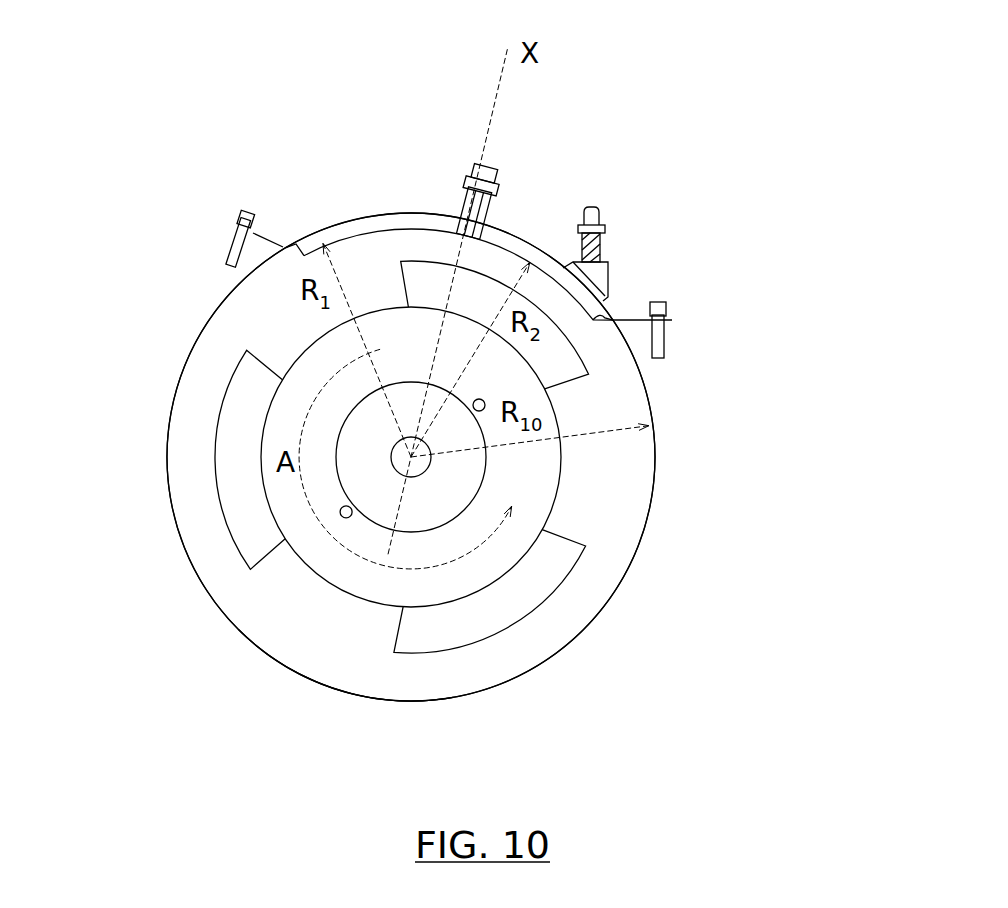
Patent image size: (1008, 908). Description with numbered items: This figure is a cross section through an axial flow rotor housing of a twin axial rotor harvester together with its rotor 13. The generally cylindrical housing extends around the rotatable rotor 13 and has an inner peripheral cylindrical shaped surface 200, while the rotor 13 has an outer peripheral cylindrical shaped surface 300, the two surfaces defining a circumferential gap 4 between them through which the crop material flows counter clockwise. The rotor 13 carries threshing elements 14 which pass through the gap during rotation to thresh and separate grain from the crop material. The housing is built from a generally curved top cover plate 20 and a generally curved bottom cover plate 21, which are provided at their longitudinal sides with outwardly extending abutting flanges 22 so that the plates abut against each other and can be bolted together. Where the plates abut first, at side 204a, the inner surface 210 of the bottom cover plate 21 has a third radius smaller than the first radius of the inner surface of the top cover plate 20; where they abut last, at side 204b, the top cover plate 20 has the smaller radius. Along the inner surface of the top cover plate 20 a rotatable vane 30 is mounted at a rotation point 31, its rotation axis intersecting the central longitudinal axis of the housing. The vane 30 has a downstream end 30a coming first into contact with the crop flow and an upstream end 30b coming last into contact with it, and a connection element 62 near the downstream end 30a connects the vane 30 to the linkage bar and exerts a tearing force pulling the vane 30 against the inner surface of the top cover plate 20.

The inner peripheral cylindrical shaped surface 200 is at (630, 580).
The circumferential gap 4 is at (600, 528).
The bottom cover plate 21 is at (288, 668).
The inner surface of the bottom cover plate 210 is at (340, 692).
The outer peripheral cylindrical shaped surface 300 is at (300, 565).
The rotor 13 is at (545, 453).
The threshing elements 14 is at (510, 240).
The top cover plate 20 is at (417, 213).
The rotatable vane 30 is at (382, 217).
The upstream end 30b is at (357, 217).
The downstream end 30a is at (615, 320).
The rotation point 31 is at (480, 167).
The connection element 62 is at (583, 207).
The longitudinally extending side 204b is at (285, 243).
The longitudinal side 204a is at (615, 320).
The abutting flange 22 is at (240, 228).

**Aim**. Reproduce the records word for word from their beginning through the line containing "The rotation point 31 is at (480, 167).", with that line included. Leave the pictures out of your answer.

**Exercise answer**.
Patent image size: (1008, 908). Description with numbered items: This figure is a cross section through an axial flow rotor housing of a twin axial rotor harvester together with its rotor 13. The generally cylindrical housing extends around the rotatable rotor 13 and has an inner peripheral cylindrical shaped surface 200, while the rotor 13 has an outer peripheral cylindrical shaped surface 300, the two surfaces defining a circumferential gap 4 between them through which the crop material flows counter clockwise. The rotor 13 carries threshing elements 14 which pass through the gap during rotation to thresh and separate grain from the crop material. The housing is built from a generally curved top cover plate 20 and a generally curved bottom cover plate 21, which are provided at their longitudinal sides with outwardly extending abutting flanges 22 so that the plates abut against each other and can be bolted together. Where the plates abut first, at side 204a, the inner surface 210 of the bottom cover plate 21 has a third radius smaller than the first radius of the inner surface of the top cover plate 20; where they abut last, at side 204b, the top cover plate 20 has the smaller radius. Along the inner surface of the top cover plate 20 a rotatable vane 30 is mounted at a rotation point 31, its rotation axis intersecting the central longitudinal axis of the housing. The vane 30 has a downstream end 30a coming first into contact with the crop flow and an upstream end 30b coming last into contact with it, and a connection element 62 near the downstream end 30a connects the vane 30 to the linkage bar and exerts a tearing force pulling the vane 30 against the inner surface of the top cover plate 20.

The inner peripheral cylindrical shaped surface 200 is at (630, 580).
The circumferential gap 4 is at (600, 528).
The bottom cover plate 21 is at (288, 668).
The inner surface of the bottom cover plate 210 is at (340, 692).
The outer peripheral cylindrical shaped surface 300 is at (300, 565).
The rotor 13 is at (545, 453).
The threshing elements 14 is at (510, 240).
The top cover plate 20 is at (417, 213).
The rotatable vane 30 is at (382, 217).
The upstream end 30b is at (357, 217).
The downstream end 30a is at (615, 320).
The rotation point 31 is at (480, 167).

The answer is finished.